▶ **EXERCISE OBJECTIVE**: Each line that contains the string "condition" counts once; report how many such lines appear in the data, as a number only.

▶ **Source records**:
☆ ☆ ☆
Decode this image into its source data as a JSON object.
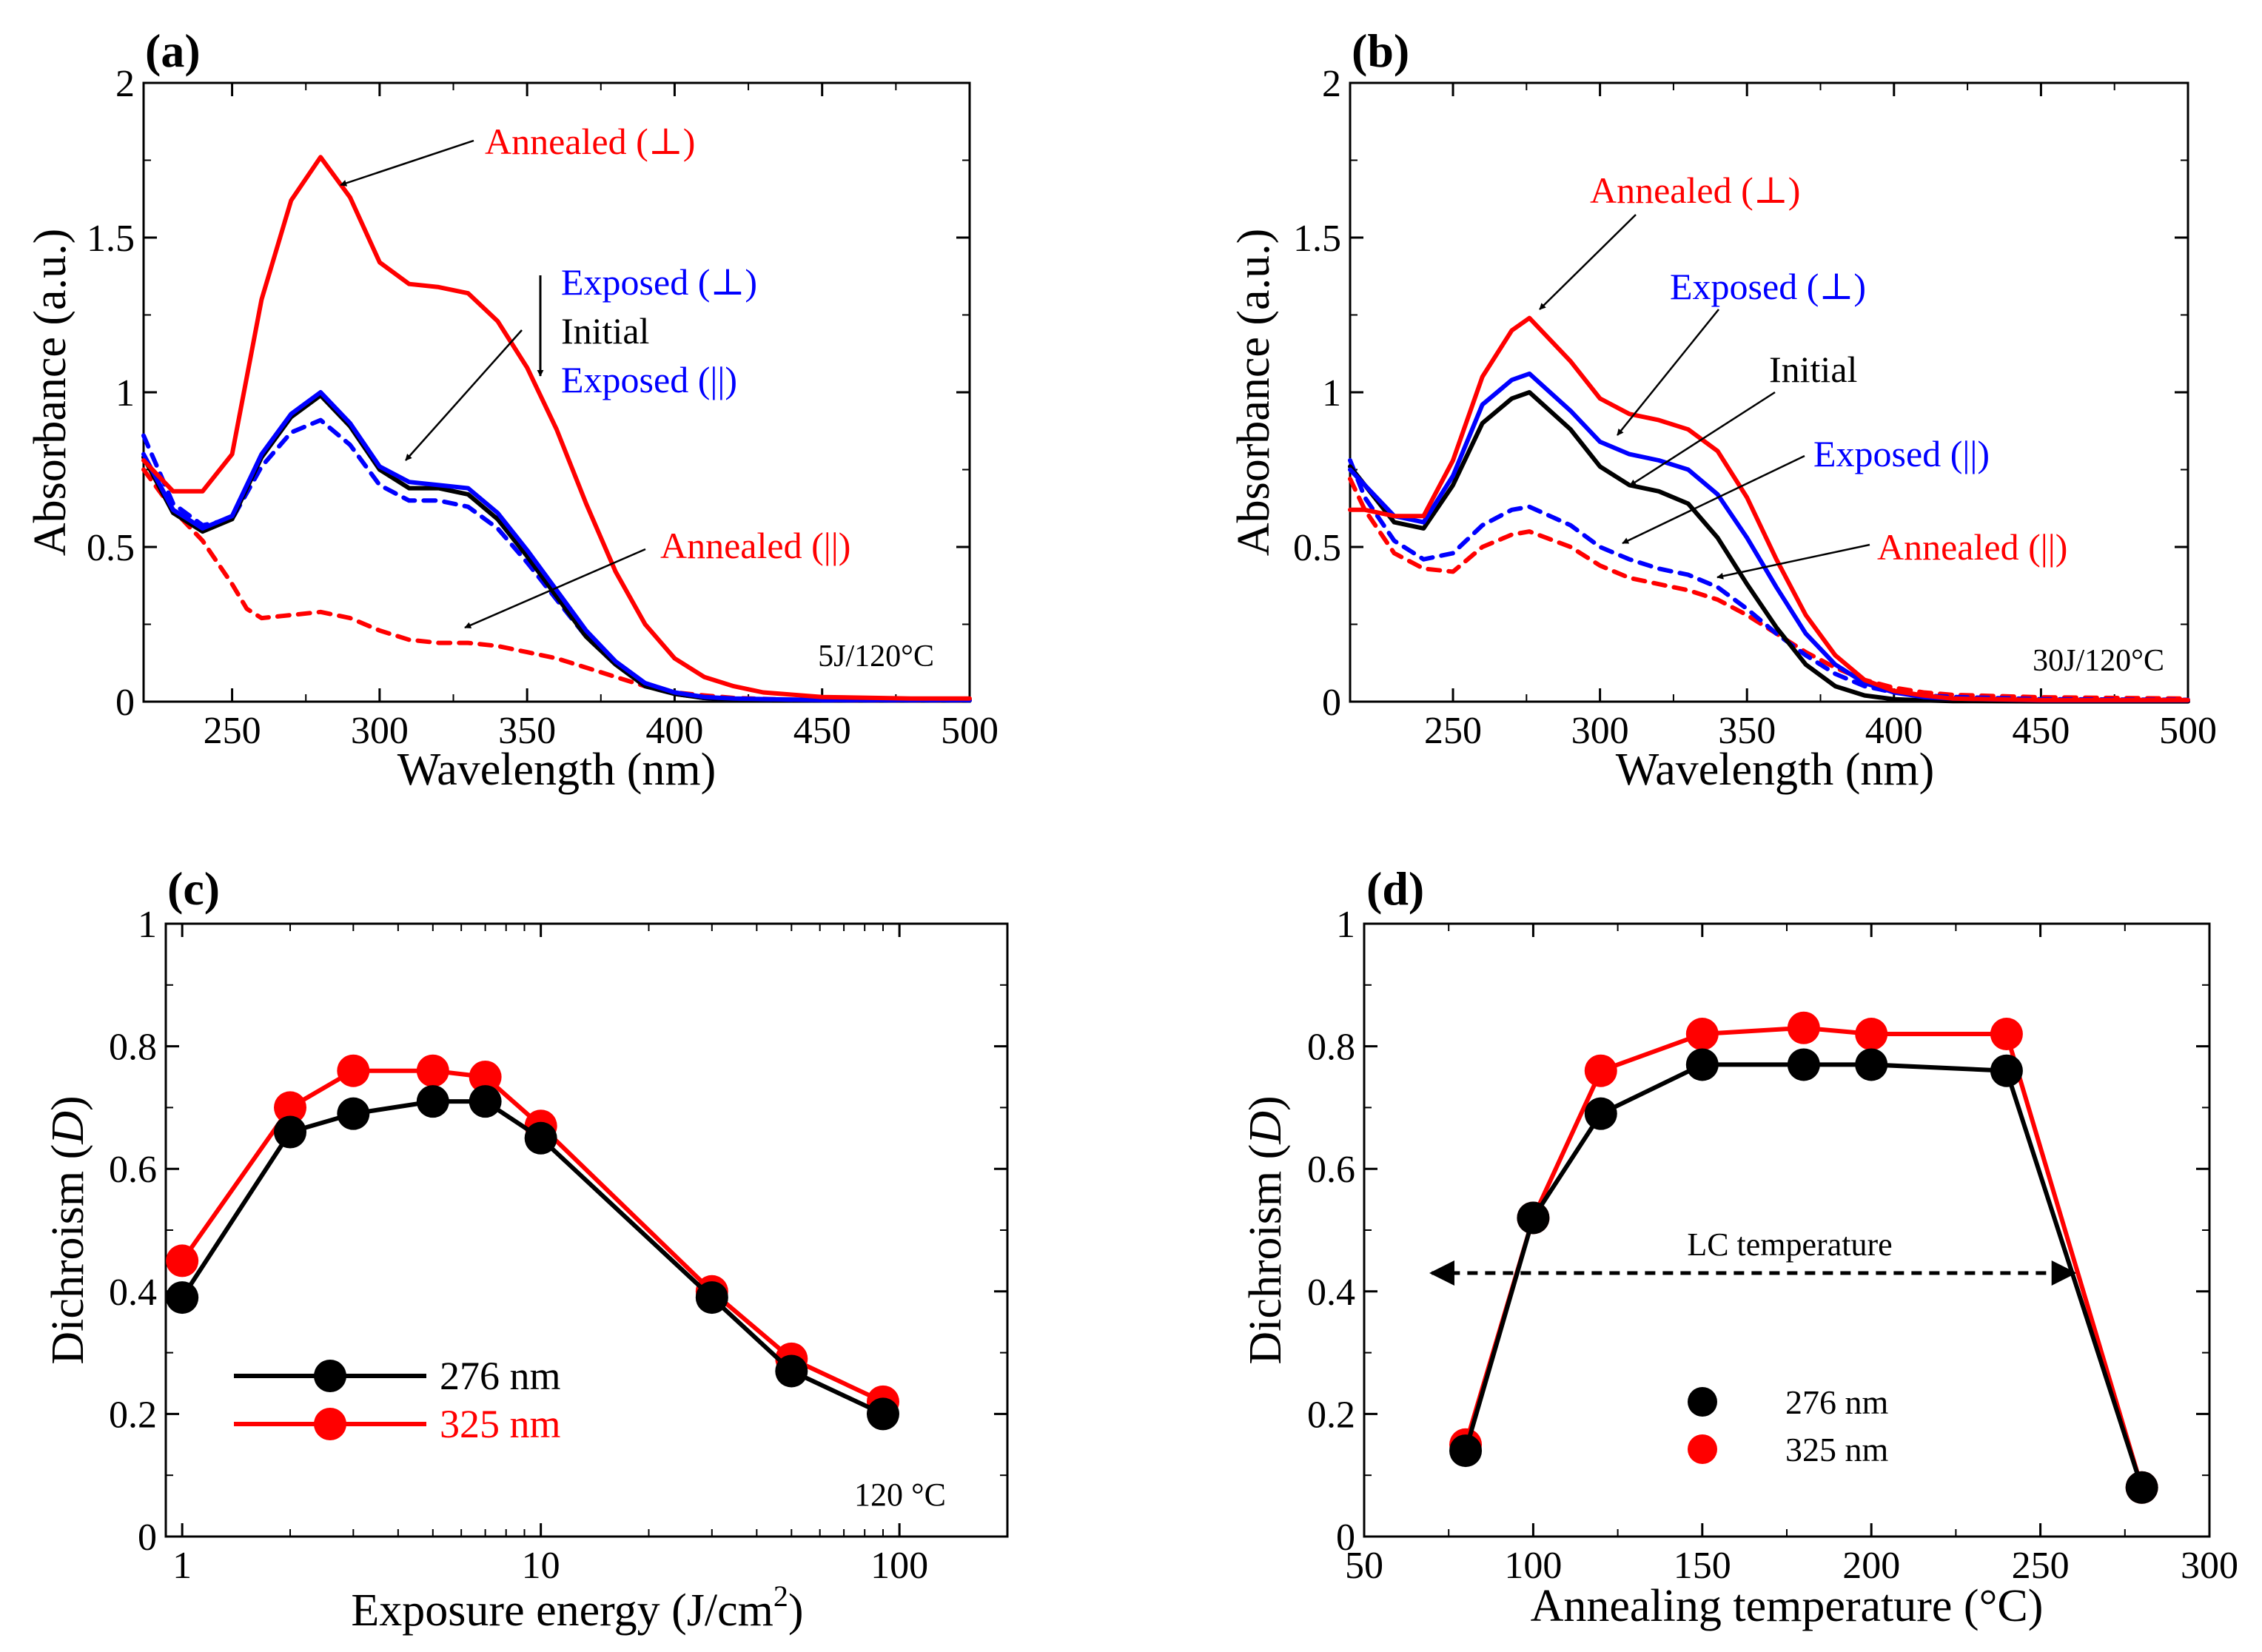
{
  "colors": {
    "black": "#000000",
    "red": "#ff0000",
    "blue": "#0000ff"
  },
  "chart_data": [
    {
      "panel_label": "(a)",
      "type": "line",
      "xlabel": "Wavelength (nm)",
      "ylabel": "Absorbance (a.u.)",
      "xlim": [
        220,
        500
      ],
      "ylim": [
        0,
        2
      ],
      "xticks": [
        250,
        300,
        350,
        400,
        450,
        500
      ],
      "yticks": [
        0,
        0.5,
        1,
        1.5,
        2
      ],
      "ytick_labels": [
        "0",
        "0.5",
        "1",
        "1.5",
        "2"
      ],
      "condition": "5J/120°C",
      "series": [
        {
          "name": "Annealed (⊥)",
          "color": "#ff0000",
          "dash": false,
          "x": [
            220,
            230,
            240,
            250,
            260,
            270,
            280,
            290,
            300,
            310,
            320,
            330,
            340,
            350,
            360,
            370,
            380,
            390,
            400,
            410,
            420,
            430,
            450,
            480,
            500
          ],
          "y": [
            0.78,
            0.68,
            0.68,
            0.8,
            1.3,
            1.62,
            1.76,
            1.63,
            1.42,
            1.35,
            1.34,
            1.32,
            1.23,
            1.08,
            0.88,
            0.64,
            0.42,
            0.25,
            0.14,
            0.08,
            0.05,
            0.03,
            0.015,
            0.01,
            0.01
          ]
        },
        {
          "name": "Exposed (⊥)",
          "color": "#0000ff",
          "dash": false,
          "x": [
            220,
            230,
            240,
            250,
            260,
            270,
            280,
            290,
            300,
            310,
            320,
            330,
            340,
            350,
            360,
            370,
            380,
            390,
            400,
            410,
            420,
            450,
            500
          ],
          "y": [
            0.8,
            0.62,
            0.56,
            0.6,
            0.8,
            0.93,
            1.0,
            0.9,
            0.76,
            0.71,
            0.7,
            0.69,
            0.61,
            0.49,
            0.36,
            0.23,
            0.13,
            0.06,
            0.03,
            0.015,
            0.01,
            0.005,
            0.005
          ]
        },
        {
          "name": "Initial",
          "color": "#000000",
          "dash": false,
          "x": [
            220,
            230,
            240,
            250,
            260,
            270,
            280,
            290,
            300,
            310,
            320,
            330,
            340,
            350,
            360,
            370,
            380,
            390,
            400,
            410,
            420,
            450,
            500
          ],
          "y": [
            0.79,
            0.61,
            0.55,
            0.59,
            0.79,
            0.92,
            0.99,
            0.89,
            0.75,
            0.69,
            0.69,
            0.67,
            0.59,
            0.47,
            0.34,
            0.21,
            0.12,
            0.05,
            0.025,
            0.012,
            0.008,
            0.004,
            0.004
          ]
        },
        {
          "name": "Exposed (||)",
          "color": "#0000ff",
          "dash": true,
          "x": [
            220,
            230,
            240,
            250,
            260,
            270,
            280,
            290,
            300,
            310,
            320,
            330,
            340,
            350,
            360,
            370,
            380,
            390,
            400,
            410,
            420,
            450,
            500
          ],
          "y": [
            0.86,
            0.64,
            0.57,
            0.59,
            0.76,
            0.87,
            0.91,
            0.83,
            0.7,
            0.65,
            0.65,
            0.63,
            0.56,
            0.45,
            0.33,
            0.21,
            0.12,
            0.05,
            0.025,
            0.012,
            0.008,
            0.004,
            0.004
          ]
        },
        {
          "name": "Annealed (||)",
          "color": "#ff0000",
          "dash": true,
          "x": [
            220,
            230,
            240,
            250,
            255,
            260,
            270,
            280,
            290,
            300,
            310,
            320,
            330,
            340,
            350,
            360,
            370,
            380,
            390,
            400,
            410,
            420,
            440,
            460,
            500
          ],
          "y": [
            0.75,
            0.62,
            0.52,
            0.38,
            0.3,
            0.27,
            0.28,
            0.29,
            0.27,
            0.23,
            0.2,
            0.19,
            0.19,
            0.18,
            0.16,
            0.14,
            0.11,
            0.08,
            0.05,
            0.03,
            0.02,
            0.012,
            0.006,
            0.004,
            0.004
          ]
        }
      ],
      "annotations": [
        {
          "text": "Annealed (⊥)",
          "color": "#ff0000"
        },
        {
          "text": "Exposed (⊥)",
          "color": "#0000ff"
        },
        {
          "text": "Initial",
          "color": "#000000"
        },
        {
          "text": "Exposed (||)",
          "color": "#0000ff"
        },
        {
          "text": "Annealed (||)",
          "color": "#ff0000"
        }
      ]
    },
    {
      "panel_label": "(b)",
      "type": "line",
      "xlabel": "Wavelength (nm)",
      "ylabel": "Absorbance (a.u.)",
      "xlim": [
        215,
        500
      ],
      "ylim": [
        0,
        2
      ],
      "xticks": [
        250,
        300,
        350,
        400,
        450,
        500
      ],
      "yticks": [
        0,
        0.5,
        1,
        1.5,
        2
      ],
      "ytick_labels": [
        "0",
        "0.5",
        "1",
        "1.5",
        "2"
      ],
      "condition": "30J/120°C",
      "series": [
        {
          "name": "Annealed (⊥)",
          "color": "#ff0000",
          "dash": false,
          "x": [
            215,
            220,
            230,
            240,
            250,
            260,
            270,
            276,
            290,
            300,
            310,
            320,
            330,
            340,
            350,
            360,
            370,
            380,
            390,
            400,
            410,
            420,
            450,
            500
          ],
          "y": [
            0.62,
            0.62,
            0.6,
            0.6,
            0.78,
            1.05,
            1.2,
            1.24,
            1.1,
            0.98,
            0.93,
            0.91,
            0.88,
            0.81,
            0.66,
            0.46,
            0.28,
            0.15,
            0.07,
            0.035,
            0.02,
            0.01,
            0.005,
            0.005
          ]
        },
        {
          "name": "Exposed (⊥)",
          "color": "#0000ff",
          "dash": false,
          "x": [
            215,
            220,
            230,
            240,
            250,
            260,
            270,
            276,
            290,
            300,
            310,
            320,
            330,
            340,
            350,
            360,
            370,
            380,
            390,
            400,
            410,
            420,
            450,
            500
          ],
          "y": [
            0.75,
            0.7,
            0.6,
            0.58,
            0.73,
            0.96,
            1.04,
            1.06,
            0.94,
            0.84,
            0.8,
            0.78,
            0.75,
            0.67,
            0.53,
            0.37,
            0.22,
            0.12,
            0.06,
            0.03,
            0.015,
            0.01,
            0.004,
            0.004
          ]
        },
        {
          "name": "Initial",
          "color": "#000000",
          "dash": false,
          "x": [
            215,
            220,
            230,
            240,
            250,
            260,
            270,
            276,
            290,
            300,
            310,
            320,
            330,
            340,
            350,
            360,
            370,
            380,
            390,
            400,
            410,
            420,
            450,
            500
          ],
          "y": [
            0.76,
            0.7,
            0.58,
            0.56,
            0.7,
            0.9,
            0.98,
            1.0,
            0.88,
            0.76,
            0.7,
            0.68,
            0.64,
            0.53,
            0.38,
            0.24,
            0.12,
            0.05,
            0.02,
            0.008,
            0.004,
            0.002,
            0.001,
            0.001
          ]
        },
        {
          "name": "Exposed (||)",
          "color": "#0000ff",
          "dash": true,
          "x": [
            215,
            220,
            230,
            240,
            250,
            260,
            270,
            276,
            290,
            300,
            310,
            320,
            330,
            340,
            350,
            360,
            370,
            380,
            390,
            400,
            410,
            420,
            450,
            500
          ],
          "y": [
            0.78,
            0.66,
            0.52,
            0.46,
            0.48,
            0.57,
            0.62,
            0.63,
            0.57,
            0.5,
            0.46,
            0.43,
            0.41,
            0.37,
            0.3,
            0.22,
            0.15,
            0.09,
            0.05,
            0.03,
            0.02,
            0.015,
            0.008,
            0.006
          ]
        },
        {
          "name": "Annealed (||)",
          "color": "#ff0000",
          "dash": true,
          "x": [
            215,
            220,
            230,
            240,
            250,
            260,
            270,
            276,
            290,
            300,
            310,
            320,
            330,
            340,
            350,
            360,
            370,
            380,
            390,
            400,
            410,
            420,
            450,
            500
          ],
          "y": [
            0.72,
            0.62,
            0.48,
            0.43,
            0.42,
            0.5,
            0.54,
            0.55,
            0.5,
            0.44,
            0.4,
            0.38,
            0.36,
            0.33,
            0.28,
            0.22,
            0.16,
            0.11,
            0.07,
            0.045,
            0.03,
            0.022,
            0.014,
            0.01
          ]
        }
      ],
      "annotations": [
        {
          "text": "Annealed (⊥)",
          "color": "#ff0000"
        },
        {
          "text": "Exposed (⊥)",
          "color": "#0000ff"
        },
        {
          "text": "Initial",
          "color": "#000000"
        },
        {
          "text": "Exposed (||)",
          "color": "#0000ff"
        },
        {
          "text": "Annealed (||)",
          "color": "#ff0000"
        }
      ]
    },
    {
      "panel_label": "(c)",
      "type": "line",
      "xscale": "log",
      "xlabel": "Exposure energy (J/cm",
      "xlabel_sup": "2",
      "xlabel_end": ")",
      "ylabel": "Dichroism (",
      "ylabel_ital": "D",
      "ylabel_end": ")",
      "xlim": [
        0.9,
        200
      ],
      "ylim": [
        0,
        1
      ],
      "xticks": [
        1,
        10,
        100
      ],
      "yticks": [
        0,
        0.2,
        0.4,
        0.6,
        0.8,
        1
      ],
      "ytick_labels": [
        "0",
        "0.2",
        "0.4",
        "0.6",
        "0.8",
        "1"
      ],
      "condition": "120 °C",
      "series": [
        {
          "name": "276 nm",
          "color": "#000000",
          "x": [
            1,
            2,
            3,
            5,
            7,
            10,
            30,
            50,
            90
          ],
          "y": [
            0.39,
            0.66,
            0.69,
            0.71,
            0.71,
            0.65,
            0.39,
            0.27,
            0.2
          ]
        },
        {
          "name": "325 nm",
          "color": "#ff0000",
          "x": [
            1,
            2,
            3,
            5,
            7,
            10,
            30,
            50,
            90
          ],
          "y": [
            0.45,
            0.7,
            0.76,
            0.76,
            0.75,
            0.67,
            0.4,
            0.29,
            0.22
          ]
        }
      ]
    },
    {
      "panel_label": "(d)",
      "type": "line",
      "xlabel": "Annealing temperature (°C)",
      "ylabel": "Dichroism (",
      "ylabel_ital": "D",
      "ylabel_end": ")",
      "xlim": [
        50,
        300
      ],
      "ylim": [
        0,
        1
      ],
      "xticks": [
        50,
        100,
        150,
        200,
        250,
        300
      ],
      "yticks": [
        0,
        0.2,
        0.4,
        0.6,
        0.8,
        1
      ],
      "ytick_labels": [
        "0",
        "0.2",
        "0.4",
        "0.6",
        "0.8",
        "1"
      ],
      "annotation": "LC temperature",
      "lc_range": [
        70,
        260
      ],
      "lc_value": 0.43,
      "series": [
        {
          "name": "276 nm",
          "color": "#000000",
          "x": [
            80,
            100,
            120,
            150,
            180,
            200,
            240,
            280
          ],
          "y": [
            0.14,
            0.52,
            0.69,
            0.77,
            0.77,
            0.77,
            0.76,
            0.08
          ]
        },
        {
          "name": "325 nm",
          "color": "#ff0000",
          "x": [
            80,
            100,
            120,
            150,
            180,
            200,
            240,
            280
          ],
          "y": [
            0.15,
            0.52,
            0.76,
            0.82,
            0.83,
            0.82,
            0.82,
            0.08
          ]
        }
      ]
    }
  ]
}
☆ ☆ ☆
▶ **EXERCISE ANSWER**: 3